DATA PROVIDED:
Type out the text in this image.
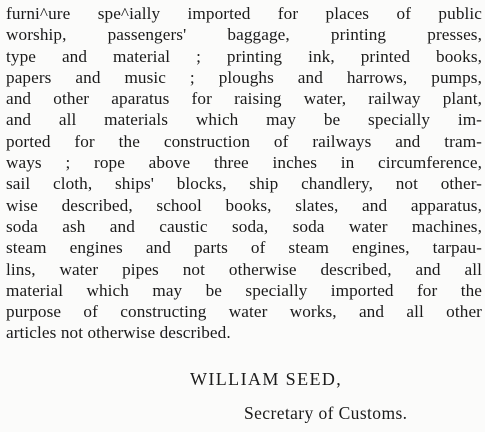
furni^ure spe^ially imported for places of public
worship, passengers' baggage, printing presses,
type and material ; printing ink, printed books,
papers and music ; ploughs and harrows, pumps,
and other aparatus for raising water, railway plant,
and all materials which may be specially im-
ported for the construction of railways and tram-
ways ; rope above three inches in circumference,
sail cloth, ships' blocks, ship chandlery, not other-
wise described, school books, slates, and apparatus,
soda ash and caustic soda, soda water machines,
steam engines and parts of steam engines, tarpau-
lins, water pipes not otherwise described, and all
material which may be specially imported for the
purpose of constructing water works, and all other
articles not otherwise described.
WILLIAM SEED,
Secretary of Customs.
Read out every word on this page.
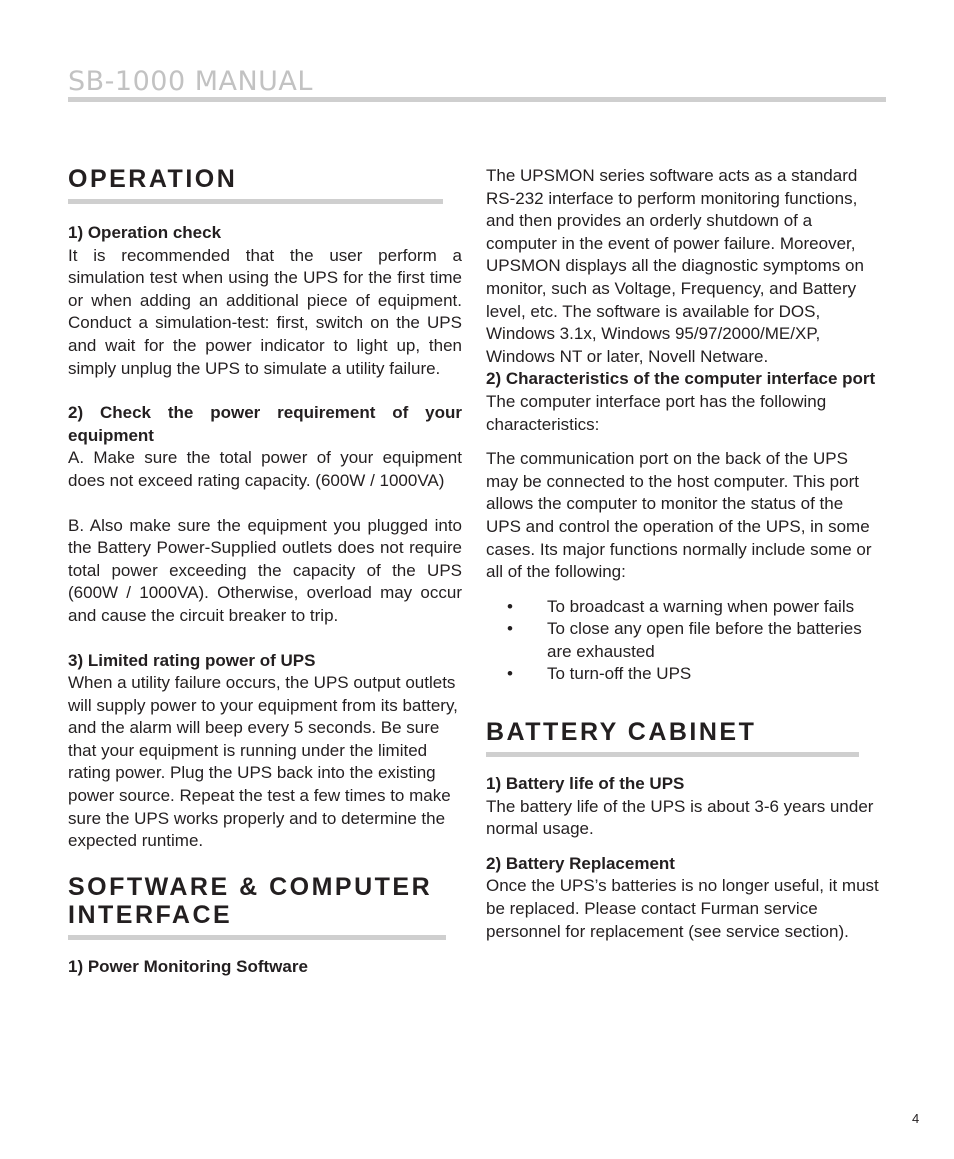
SB-1000 MANUAL
OPERATION
1) Operation check

It is recommended that the user perform a simulation test when using the UPS for the first time or when adding an additional piece of equipment. Conduct a simulation-test: first, switch on the UPS and wait for the power indicator to light up, then simply unplug the UPS to simulate a utility failure.

2) Check the power requirement of your equipment

A. Make sure the total power of your equipment does not exceed rating capacity. (600W / 1000VA)

B. Also make sure the equipment you plugged into the Battery Power-Supplied outlets does not require total power exceeding the capacity of the UPS (600W / 1000VA). Otherwise, overload may occur and cause the circuit breaker to trip.

3) Limited rating power of UPS

When a utility failure occurs, the UPS output outlets will supply power to your equipment from its battery, and the alarm will beep every 5 seconds. Be sure that your equipment is running under the limited rating power. Plug the UPS back into the existing power source. Repeat the test a few times to make sure the UPS works properly and to determine the expected runtime.

SOFTWARE & COMPUTER
INTERFACE
1) Power Monitoring Software

The UPSMON series software acts as a standard RS-232 interface to perform monitoring functions, and then provides an orderly shutdown of a computer in the event of power failure. Moreover, UPSMON displays all the diagnostic symptoms on monitor, such as Voltage, Frequency, and Battery level, etc. The software is available for DOS, Windows 3.1x, Windows 95/97/2000/ME/XP, Windows NT or later, Novell Netware.

2) Characteristics of the computer interface port

The computer interface port has the following characteristics:

The communication port on the back of the UPS may be connected to the host computer. This port allows the computer to monitor the status of the UPS and control the operation of the UPS, in some cases. Its major functions normally include some or all of the following:

• To broadcast a warning when power fails
• To close any open file before the batteries are exhausted
• To turn-off the UPS
BATTERY CABINET
1) Battery life of the UPS

The battery life of the UPS is about 3-6 years under normal usage.

2) Battery Replacement

Once the UPS’s batteries is no longer useful, it must be replaced. Please contact Furman service personnel for replacement (see service section).

4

AIM OF THE EXERCISE:
All the lines above are to be given again exactly as they read, with the pictures removed.

PROBLEM SOLUTION:
Type out the text in this image.
furni^ure spe^ially imported for places of public
worship, passengers' baggage, printing presses,
type and material ; printing ink, printed books,
papers and music ; ploughs and harrows, pumps,
and other aparatus for raising water, railway plant,
and all materials which may be specially im-
ported for the construction of railways and tram-
ways ; rope above three inches in circumference,
sail cloth, ships' blocks, ship chandlery, not other-
wise described, school books, slates, and apparatus,
soda ash and caustic soda, soda water machines,
steam engines and parts of steam engines, tarpau-
lins, water pipes not otherwise described, and all
material which may be specially imported for the
purpose of constructing water works, and all other
articles not otherwise described.
WILLIAM SEED,
Secretary of Customs.
Read out every word on this page.
SB-1000 MANUAL
OPERATION
1) Operation check

It is recommended that the user perform a simulation test when using the UPS for the first time or when adding an additional piece of equipment. Conduct a simulation-test: first, switch on the UPS and wait for the power indicator to light up, then simply unplug the UPS to simulate a utility failure.

2) Check the power requirement of your equipment

A. Make sure the total power of your equipment does not exceed rating capacity. (600W / 1000VA)

B. Also make sure the equipment you plugged into the Battery Power-Supplied outlets does not require total power exceeding the capacity of the UPS (600W / 1000VA). Otherwise, overload may occur and cause the circuit breaker to trip.

3) Limited rating power of UPS

When a utility failure occurs, the UPS output outlets will supply power to your equipment from its battery, and the alarm will beep every 5 seconds. Be sure that your equipment is running under the limited rating power. Plug the UPS back into the existing power source. Repeat the test a few times to make sure the UPS works properly and to determine the expected runtime.

SOFTWARE & COMPUTER
INTERFACE
1) Power Monitoring Software

The UPSMON series software acts as a standard RS-232 interface to perform monitoring functions, and then provides an orderly shutdown of a computer in the event of power failure. Moreover, UPSMON displays all the diagnostic symptoms on monitor, such as Voltage, Frequency, and Battery level, etc. The software is available for DOS, Windows 3.1x, Windows 95/97/2000/ME/XP, Windows NT or later, Novell Netware.

2) Characteristics of the computer interface port

The computer interface port has the following characteristics:

The communication port on the back of the UPS may be connected to the host computer. This port allows the computer to monitor the status of the UPS and control the operation of the UPS, in some cases. Its major functions normally include some or all of the following:

• To broadcast a warning when power fails
• To close any open file before the batteries are exhausted
• To turn-off the UPS
BATTERY CABINET
1) Battery life of the UPS

The battery life of the UPS is about 3-6 years under normal usage.

2) Battery Replacement

Once the UPS’s batteries is no longer useful, it must be replaced. Please contact Furman service personnel for replacement (see service section).

4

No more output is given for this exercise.